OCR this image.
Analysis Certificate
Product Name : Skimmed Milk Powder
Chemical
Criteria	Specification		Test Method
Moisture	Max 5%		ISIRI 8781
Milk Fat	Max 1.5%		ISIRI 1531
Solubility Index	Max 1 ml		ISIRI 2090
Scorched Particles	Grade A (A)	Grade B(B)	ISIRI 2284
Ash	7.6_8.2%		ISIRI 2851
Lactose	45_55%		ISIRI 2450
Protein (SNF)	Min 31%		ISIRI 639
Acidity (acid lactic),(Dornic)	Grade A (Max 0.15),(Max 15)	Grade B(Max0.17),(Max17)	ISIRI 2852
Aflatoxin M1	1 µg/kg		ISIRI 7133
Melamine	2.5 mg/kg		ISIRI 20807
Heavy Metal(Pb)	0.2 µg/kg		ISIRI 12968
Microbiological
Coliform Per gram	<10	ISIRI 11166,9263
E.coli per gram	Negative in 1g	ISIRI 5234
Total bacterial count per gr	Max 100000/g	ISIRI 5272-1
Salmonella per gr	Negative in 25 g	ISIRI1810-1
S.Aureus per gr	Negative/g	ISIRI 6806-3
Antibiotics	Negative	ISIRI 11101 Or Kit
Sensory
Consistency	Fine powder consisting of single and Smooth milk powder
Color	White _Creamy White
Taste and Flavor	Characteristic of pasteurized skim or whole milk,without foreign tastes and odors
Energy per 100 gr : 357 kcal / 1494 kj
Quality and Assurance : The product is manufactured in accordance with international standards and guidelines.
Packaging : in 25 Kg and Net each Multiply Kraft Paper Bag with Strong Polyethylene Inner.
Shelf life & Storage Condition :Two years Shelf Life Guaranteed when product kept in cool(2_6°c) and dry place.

....

How to complete this task:
Show each line of the records above containing "Grade".

Task result:
Scorched Particles	Grade A (A)	Grade B(B)	ISIRI 2284
Acidity (acid lactic),(Dornic)	Grade A (Max 0.15),(Max 15)	Grade B(Max0.17),(Max17)	ISIRI 2852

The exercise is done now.